**Task objective:**
Filter the entries below and copy out every line that contains the string "Messzylinder". Treat the match as case-sensitive.

[Start of Material to process]

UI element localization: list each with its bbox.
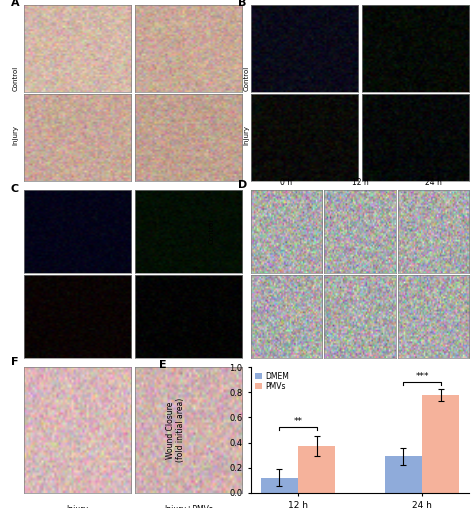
- Y-axis label: Wound Closure
(fold initial area): Wound Closure (fold initial area): [166, 398, 185, 462]
- Text: C: C: [11, 184, 19, 194]
- Bar: [261, 478, 298, 493]
- Text: 0 h: 0 h: [281, 178, 292, 187]
- Legend: DMEM, PMVs: DMEM, PMVs: [255, 371, 290, 392]
- Bar: [385, 456, 422, 493]
- Text: Control: Control: [244, 66, 249, 91]
- Text: PMVs: PMVs: [209, 307, 215, 326]
- Text: Control: Control: [209, 219, 215, 244]
- Bar: [422, 395, 459, 493]
- Bar: [298, 447, 335, 493]
- Text: 12 h: 12 h: [352, 178, 368, 187]
- Text: ***: ***: [415, 372, 429, 381]
- Text: Injury: Injury: [66, 505, 89, 508]
- Text: E: E: [159, 360, 167, 370]
- Text: B: B: [238, 0, 246, 8]
- Text: Control: Control: [13, 66, 18, 91]
- Text: F: F: [11, 357, 18, 367]
- Text: Injury: Injury: [244, 124, 249, 145]
- Text: Injury: Injury: [13, 124, 18, 145]
- Text: Injury+PMVs: Injury+PMVs: [164, 505, 213, 508]
- Text: D: D: [238, 180, 247, 190]
- Text: **: **: [293, 417, 302, 426]
- Text: A: A: [11, 0, 19, 8]
- Text: 24 h: 24 h: [425, 178, 442, 187]
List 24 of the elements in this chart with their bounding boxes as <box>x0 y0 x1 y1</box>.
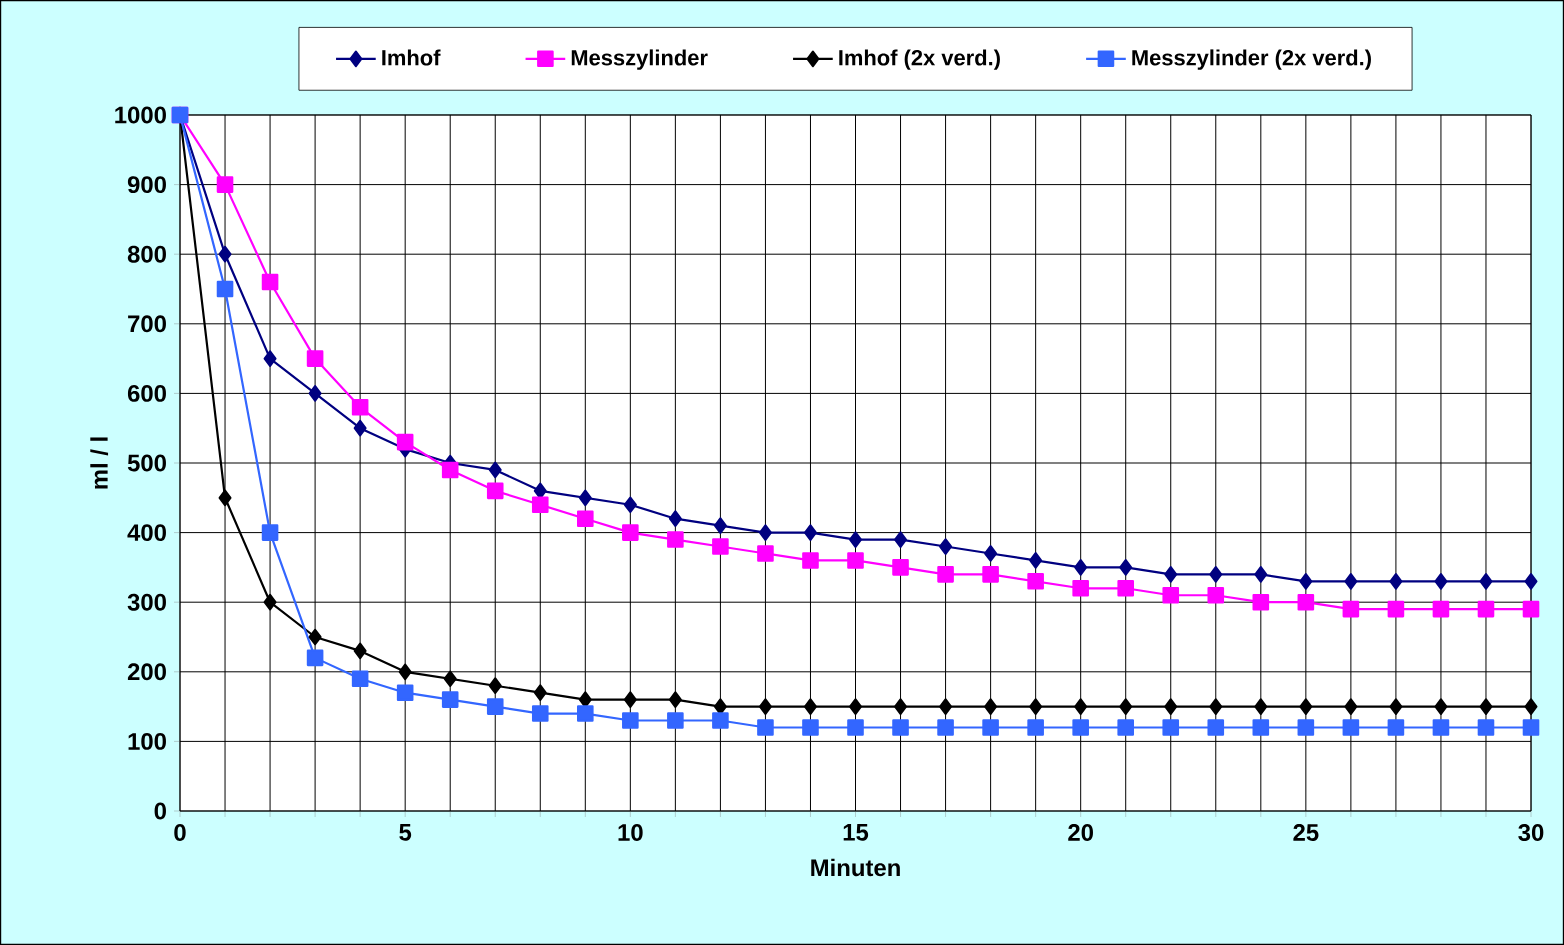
y-axis-title: ml / l <box>90 437 109 489</box>
y-tick-label: 500 <box>127 454 166 472</box>
x-tick-label: 20 <box>1068 824 1093 841</box>
y-tick-label: 300 <box>127 593 166 611</box>
y-tick-label: 800 <box>127 245 166 263</box>
y-tick-label: 200 <box>127 663 166 681</box>
legend-label: Imhof (2x verd.) <box>839 49 1000 70</box>
x-tick-label: 0 <box>174 824 186 841</box>
y-tick-label: 700 <box>128 315 166 333</box>
x-tick-label: 15 <box>843 824 869 841</box>
y-tick-label: 1000 <box>115 106 166 124</box>
y-tick-label: 900 <box>127 176 166 194</box>
y-tick-label: 600 <box>127 384 166 402</box>
x-tick-label: 25 <box>1293 824 1319 841</box>
legend-label: Messzylinder (2x verd.) <box>1132 49 1371 70</box>
y-tick-label: 0 <box>154 802 166 820</box>
x-tick-label: 30 <box>1518 824 1544 842</box>
legend-label: Imhof <box>382 49 441 66</box>
x-axis-title: Minuten <box>811 858 900 877</box>
y-tick-label: 400 <box>127 524 166 542</box>
x-tick-label: 10 <box>618 824 643 841</box>
y-tick-label: 100 <box>128 732 166 750</box>
x-tick-label: 5 <box>399 824 412 841</box>
legend-label: Messzylinder <box>571 49 708 70</box>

[End of Material to process]

**Result:**
legend-label: Messzylinder (2x verd.) <box>1132 49 1371 70</box>
legend-label: Messzylinder <box>571 49 708 70</box>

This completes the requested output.